**BLOCO DE TEXTO**
O Sindicato dos Trabalhadores em Telemarketing de São Paulo (Sintratel-SP) participou, no dia 5 de março de 2026, do “Encontro: Discussão do Adoecimento no Teleatendimento/Telemarketing”, promovido pela Fundacentro. Realizado presencialmente no auditório da instituição, em São Paulo, o evento reuniu representantes sindicais, especialistas e autoridades para debater as condições de trabalho no setor, os impactos do adoecimento ocupacional e os desafios da fiscalização e da negociação coletiva.
Veja a íntegra do evento:
A mesa de debates contou com a participação de Marco Aurélio, presidente do Sintratel-SP; Remígio Todeschini, diretor da Diretoria de Conhecimento e Tecnologia da Fundacentro; Crislaine Pereira Carneiro, presidente do Sintratel-RS; Vivian dos Santos Queiroz, presidente do Sintratel Campinas e Região; Anderson Borja da Câmara, presidente do Sintratel-CE; e Eduardo Martinho Rodrigues, representante técnico da Central dos Trabalhadores e Trabalhadoras do Brasil (CTB) na Comissão Tripartite Paritária Permanente (CTPP).
Durante sua intervenção, Marco Aurélio destacou que a principal pauta do Sintratel é a defesa da manutenção do Anexo II da NR-17, norma fundamental para a proteção da saúde dos trabalhadores do teleatendimento. Segundo ele, o setor de telemarketing no Brasil emprega entre 1,4 e 1,6 milhão de pessoas, sendo uma importante porta de entrada para jovens e para a diversidade no mercado de trabalho. No entanto, apesar da geração de empregos, a atividade também apresenta altos índices de adoecimento ocupacional.
“Nosso papel aqui é defender a manutenção do Anexo II da NR-17. Sabemos da importância dessa norma para a proteção da categoria. Foi uma grande conquista em 2007 e precisamos garantir que ela continue existindo e seja atualizada para a nova realidade do mundo do trabalho”, afirmou.
Marco Aurélio ressaltou que as transformações tecnológicas no setor, com a expansão do atendimento digital por WhatsApp, e-mail e chat, trouxeram novos desafios que ainda não estão plenamente contemplados na norma. Para ele, é urgente discutir a regulamentação dessas atividades para evitar sobrecarga e garantir condições de trabalho mais humanas.

**DADOS EM ESTUDO**
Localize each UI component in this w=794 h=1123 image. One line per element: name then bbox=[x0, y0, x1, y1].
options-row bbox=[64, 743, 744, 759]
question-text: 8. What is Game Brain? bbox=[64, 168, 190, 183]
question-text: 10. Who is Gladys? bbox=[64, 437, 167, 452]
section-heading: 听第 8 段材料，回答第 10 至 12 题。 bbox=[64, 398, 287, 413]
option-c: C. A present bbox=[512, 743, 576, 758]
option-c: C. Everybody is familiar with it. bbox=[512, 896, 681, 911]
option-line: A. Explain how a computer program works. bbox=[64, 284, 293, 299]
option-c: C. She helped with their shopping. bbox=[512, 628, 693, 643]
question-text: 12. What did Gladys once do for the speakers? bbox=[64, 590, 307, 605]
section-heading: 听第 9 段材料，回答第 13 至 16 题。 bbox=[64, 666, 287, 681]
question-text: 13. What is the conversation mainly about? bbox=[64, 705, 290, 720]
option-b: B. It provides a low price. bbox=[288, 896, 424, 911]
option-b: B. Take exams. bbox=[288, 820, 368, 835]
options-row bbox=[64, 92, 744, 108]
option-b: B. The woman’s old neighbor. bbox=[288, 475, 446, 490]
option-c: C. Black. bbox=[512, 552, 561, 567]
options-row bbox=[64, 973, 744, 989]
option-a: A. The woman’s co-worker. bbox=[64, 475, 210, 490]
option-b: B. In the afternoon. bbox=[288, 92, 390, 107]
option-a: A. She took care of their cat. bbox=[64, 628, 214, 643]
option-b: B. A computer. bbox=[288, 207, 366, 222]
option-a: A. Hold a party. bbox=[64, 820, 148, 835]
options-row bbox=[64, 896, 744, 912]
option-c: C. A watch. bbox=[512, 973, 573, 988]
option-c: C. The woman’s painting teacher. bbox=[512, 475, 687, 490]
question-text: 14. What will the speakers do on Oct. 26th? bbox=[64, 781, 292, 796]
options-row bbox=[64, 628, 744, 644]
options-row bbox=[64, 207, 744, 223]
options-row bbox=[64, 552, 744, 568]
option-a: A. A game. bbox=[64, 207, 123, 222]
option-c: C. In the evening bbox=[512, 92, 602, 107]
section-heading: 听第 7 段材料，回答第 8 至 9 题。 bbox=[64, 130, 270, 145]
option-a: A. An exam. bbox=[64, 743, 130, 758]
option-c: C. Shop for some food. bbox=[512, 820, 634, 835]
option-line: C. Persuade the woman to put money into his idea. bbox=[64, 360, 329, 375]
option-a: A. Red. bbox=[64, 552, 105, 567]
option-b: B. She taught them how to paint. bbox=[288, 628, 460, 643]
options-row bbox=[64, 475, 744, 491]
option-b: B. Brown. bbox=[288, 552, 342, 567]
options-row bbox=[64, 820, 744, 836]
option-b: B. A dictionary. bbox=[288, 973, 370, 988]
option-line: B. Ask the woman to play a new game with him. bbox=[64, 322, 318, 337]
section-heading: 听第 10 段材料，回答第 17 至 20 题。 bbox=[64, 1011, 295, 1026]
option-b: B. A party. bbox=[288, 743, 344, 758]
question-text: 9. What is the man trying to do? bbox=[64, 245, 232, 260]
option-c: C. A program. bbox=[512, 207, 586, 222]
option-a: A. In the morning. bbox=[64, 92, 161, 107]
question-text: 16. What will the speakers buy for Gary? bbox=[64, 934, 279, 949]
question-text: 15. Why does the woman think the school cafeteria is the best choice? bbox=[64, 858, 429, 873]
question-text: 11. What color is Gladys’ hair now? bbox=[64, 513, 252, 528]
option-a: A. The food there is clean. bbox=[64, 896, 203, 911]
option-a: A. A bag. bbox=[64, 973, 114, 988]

**TAREFAS**
A. Transcreva do texto sobre o adoecimento no telemarketing o trecho que vai de "Durante sua intervenção, Marco" até "de adoecimento ocupacional.", inclusive.
B. Traduza para o inglês esta frase do texto sobre o adoecimento no telemarketing: "Sabemos da importância dessa norma para a proteção da categoria."

**RESPOSTAS ESCRITAS**
A.
Durante sua intervenção, Marco Aurélio destacou que a principal pauta do Sintratel é a defesa da manutenção do Anexo II da NR-17, norma fundamental para a proteção da saúde dos trabalhadores do teleatendimento. Segundo ele, o setor de telemarketing no Brasil emprega entre 1,4 e 1,6 milhão de pessoas, sendo uma importante porta de entrada para jovens e para a diversidade no mercado de trabalho. No entanto, apesar da geração de empregos, a atividade também apresenta altos índices de adoecimento ocupacional.

B. We know how important this standard is for protecting the workers in this field.